+++ Extracted data

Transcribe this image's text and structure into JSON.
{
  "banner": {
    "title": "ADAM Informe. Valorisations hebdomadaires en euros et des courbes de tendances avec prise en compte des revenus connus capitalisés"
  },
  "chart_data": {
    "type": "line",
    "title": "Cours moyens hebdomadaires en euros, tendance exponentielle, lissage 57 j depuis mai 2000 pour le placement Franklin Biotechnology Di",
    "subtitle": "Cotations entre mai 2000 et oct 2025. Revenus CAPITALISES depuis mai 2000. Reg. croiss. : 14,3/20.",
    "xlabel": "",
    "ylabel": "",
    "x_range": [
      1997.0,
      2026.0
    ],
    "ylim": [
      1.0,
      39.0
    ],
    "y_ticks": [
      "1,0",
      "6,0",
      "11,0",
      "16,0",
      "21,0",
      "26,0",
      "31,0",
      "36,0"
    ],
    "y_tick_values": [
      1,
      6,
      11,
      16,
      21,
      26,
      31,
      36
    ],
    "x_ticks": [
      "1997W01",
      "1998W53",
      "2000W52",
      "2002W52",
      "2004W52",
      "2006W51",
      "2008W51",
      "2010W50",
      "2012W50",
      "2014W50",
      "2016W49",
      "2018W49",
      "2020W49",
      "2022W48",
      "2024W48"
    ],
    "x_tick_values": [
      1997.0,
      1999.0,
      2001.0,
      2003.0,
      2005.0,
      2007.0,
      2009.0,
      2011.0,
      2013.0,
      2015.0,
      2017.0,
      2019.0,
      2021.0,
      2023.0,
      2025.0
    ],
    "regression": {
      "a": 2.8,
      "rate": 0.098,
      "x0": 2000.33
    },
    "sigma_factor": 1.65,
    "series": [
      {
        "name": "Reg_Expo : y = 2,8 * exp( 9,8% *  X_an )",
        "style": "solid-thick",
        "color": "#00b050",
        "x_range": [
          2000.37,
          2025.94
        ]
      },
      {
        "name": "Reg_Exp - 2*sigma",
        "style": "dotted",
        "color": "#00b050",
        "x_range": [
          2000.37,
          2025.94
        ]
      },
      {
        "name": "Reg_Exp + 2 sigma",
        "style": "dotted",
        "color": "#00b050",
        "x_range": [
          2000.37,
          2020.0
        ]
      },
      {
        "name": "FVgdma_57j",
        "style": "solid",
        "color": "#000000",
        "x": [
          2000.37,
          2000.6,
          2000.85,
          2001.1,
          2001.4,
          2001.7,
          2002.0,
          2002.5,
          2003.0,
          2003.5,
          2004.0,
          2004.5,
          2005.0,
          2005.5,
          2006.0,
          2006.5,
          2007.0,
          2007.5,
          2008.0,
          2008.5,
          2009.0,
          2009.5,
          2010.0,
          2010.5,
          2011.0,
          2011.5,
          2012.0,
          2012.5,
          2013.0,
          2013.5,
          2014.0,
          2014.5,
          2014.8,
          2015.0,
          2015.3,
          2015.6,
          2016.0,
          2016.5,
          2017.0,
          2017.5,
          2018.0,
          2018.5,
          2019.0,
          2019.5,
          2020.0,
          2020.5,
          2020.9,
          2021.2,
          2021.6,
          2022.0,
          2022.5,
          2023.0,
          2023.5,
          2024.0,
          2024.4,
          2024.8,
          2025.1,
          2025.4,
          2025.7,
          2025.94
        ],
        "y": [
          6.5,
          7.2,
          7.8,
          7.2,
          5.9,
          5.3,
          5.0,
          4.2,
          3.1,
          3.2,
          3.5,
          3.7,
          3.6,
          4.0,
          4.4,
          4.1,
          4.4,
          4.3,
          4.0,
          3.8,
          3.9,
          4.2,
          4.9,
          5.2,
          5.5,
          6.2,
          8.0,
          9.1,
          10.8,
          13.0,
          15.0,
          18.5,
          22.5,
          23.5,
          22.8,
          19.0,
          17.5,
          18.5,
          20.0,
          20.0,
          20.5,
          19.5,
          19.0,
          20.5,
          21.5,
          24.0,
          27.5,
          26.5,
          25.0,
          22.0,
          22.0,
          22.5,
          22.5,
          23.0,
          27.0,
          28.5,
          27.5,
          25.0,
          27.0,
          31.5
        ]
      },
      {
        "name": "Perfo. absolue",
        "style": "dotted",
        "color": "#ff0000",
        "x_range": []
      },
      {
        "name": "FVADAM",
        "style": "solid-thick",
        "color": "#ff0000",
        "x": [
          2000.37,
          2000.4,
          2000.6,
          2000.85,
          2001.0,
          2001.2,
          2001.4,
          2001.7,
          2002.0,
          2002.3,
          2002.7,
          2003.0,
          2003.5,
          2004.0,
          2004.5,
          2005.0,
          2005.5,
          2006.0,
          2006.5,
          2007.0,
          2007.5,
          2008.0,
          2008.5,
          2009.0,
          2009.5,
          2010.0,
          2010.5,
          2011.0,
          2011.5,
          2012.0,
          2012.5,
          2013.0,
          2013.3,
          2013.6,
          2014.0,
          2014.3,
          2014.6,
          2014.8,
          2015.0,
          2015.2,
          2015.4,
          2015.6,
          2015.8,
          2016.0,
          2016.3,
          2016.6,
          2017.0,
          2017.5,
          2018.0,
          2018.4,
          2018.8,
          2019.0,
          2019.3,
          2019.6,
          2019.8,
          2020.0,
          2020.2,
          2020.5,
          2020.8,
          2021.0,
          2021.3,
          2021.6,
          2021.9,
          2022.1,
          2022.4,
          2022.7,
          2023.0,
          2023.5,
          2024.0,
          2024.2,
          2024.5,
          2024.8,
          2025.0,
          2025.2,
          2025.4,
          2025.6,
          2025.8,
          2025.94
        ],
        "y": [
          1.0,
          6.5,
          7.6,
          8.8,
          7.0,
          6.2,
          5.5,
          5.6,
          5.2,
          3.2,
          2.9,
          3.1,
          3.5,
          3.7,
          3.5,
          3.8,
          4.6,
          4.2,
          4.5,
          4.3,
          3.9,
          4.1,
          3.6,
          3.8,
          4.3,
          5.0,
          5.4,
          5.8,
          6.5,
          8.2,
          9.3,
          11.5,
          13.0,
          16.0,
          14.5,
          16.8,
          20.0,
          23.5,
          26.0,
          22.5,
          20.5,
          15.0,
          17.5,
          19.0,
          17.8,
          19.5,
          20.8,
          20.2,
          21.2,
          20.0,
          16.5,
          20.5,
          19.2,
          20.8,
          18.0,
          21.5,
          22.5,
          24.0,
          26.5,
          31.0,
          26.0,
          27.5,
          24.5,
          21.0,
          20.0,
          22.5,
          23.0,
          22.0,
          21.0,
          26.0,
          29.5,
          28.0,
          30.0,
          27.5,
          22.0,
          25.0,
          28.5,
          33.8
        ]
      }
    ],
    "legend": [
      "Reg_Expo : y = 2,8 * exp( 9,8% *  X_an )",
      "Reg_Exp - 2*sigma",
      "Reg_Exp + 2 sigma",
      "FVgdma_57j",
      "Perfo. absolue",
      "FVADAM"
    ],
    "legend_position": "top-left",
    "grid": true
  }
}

++++++

Task statement:
Write out every line of the listing that holds the word "hebdomadaires".

Solution:
    "title": "ADAM Informe. Valorisations hebdomadaires en euros et des courbes de tendances avec prise en compte des revenus connus capitalisés"
    "title": "Cours moyens hebdomadaires en euros, tendance exponentielle, lissage 57 j depuis mai 2000 pour le placement Franklin Biotechnology Di",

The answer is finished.